** Dataset records follows **

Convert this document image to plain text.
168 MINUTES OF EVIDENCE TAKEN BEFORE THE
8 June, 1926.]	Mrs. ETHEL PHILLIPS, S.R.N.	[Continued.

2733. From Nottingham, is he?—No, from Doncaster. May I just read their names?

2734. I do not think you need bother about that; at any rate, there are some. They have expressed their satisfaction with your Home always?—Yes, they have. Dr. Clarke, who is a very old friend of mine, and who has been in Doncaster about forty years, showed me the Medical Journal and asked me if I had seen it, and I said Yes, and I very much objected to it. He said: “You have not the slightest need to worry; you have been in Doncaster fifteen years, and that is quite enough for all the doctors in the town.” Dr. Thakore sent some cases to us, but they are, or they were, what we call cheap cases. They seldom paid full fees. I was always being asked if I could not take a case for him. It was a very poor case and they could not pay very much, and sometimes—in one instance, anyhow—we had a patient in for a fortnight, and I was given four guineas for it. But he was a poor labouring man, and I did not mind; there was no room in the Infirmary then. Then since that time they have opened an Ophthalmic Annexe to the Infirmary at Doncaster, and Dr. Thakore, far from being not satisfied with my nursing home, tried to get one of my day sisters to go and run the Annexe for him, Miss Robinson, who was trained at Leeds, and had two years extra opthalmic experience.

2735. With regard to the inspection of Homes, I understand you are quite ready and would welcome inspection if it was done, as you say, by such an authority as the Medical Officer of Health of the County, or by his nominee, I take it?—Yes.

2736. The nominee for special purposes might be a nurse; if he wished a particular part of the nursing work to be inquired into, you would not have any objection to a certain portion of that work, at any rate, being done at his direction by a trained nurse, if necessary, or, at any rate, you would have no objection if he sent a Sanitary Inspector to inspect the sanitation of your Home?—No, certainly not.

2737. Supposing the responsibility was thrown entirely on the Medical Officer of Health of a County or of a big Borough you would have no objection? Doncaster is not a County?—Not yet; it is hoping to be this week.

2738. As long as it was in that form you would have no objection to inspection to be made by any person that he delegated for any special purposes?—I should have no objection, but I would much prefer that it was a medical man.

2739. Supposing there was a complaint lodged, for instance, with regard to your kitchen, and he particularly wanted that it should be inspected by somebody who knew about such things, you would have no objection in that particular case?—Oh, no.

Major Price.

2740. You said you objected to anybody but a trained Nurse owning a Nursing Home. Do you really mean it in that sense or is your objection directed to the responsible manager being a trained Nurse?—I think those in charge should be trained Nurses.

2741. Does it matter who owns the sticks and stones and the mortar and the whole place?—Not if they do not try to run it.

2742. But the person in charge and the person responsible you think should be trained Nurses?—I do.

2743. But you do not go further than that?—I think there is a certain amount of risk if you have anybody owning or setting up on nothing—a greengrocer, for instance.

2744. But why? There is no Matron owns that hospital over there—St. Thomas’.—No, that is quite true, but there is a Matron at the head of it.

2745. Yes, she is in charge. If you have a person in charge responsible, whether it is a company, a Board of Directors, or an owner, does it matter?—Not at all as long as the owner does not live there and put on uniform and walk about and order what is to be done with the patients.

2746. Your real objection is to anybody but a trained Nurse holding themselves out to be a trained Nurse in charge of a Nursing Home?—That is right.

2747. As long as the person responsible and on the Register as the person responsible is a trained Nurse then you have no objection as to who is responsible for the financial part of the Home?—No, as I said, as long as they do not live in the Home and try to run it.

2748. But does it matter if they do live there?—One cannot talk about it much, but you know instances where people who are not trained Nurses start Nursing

** End of Dataset records **

→ **Task details**: Go through the data line by line and work out how many lines contain "anybody". Give only that number.

→ **Exercise result**: 3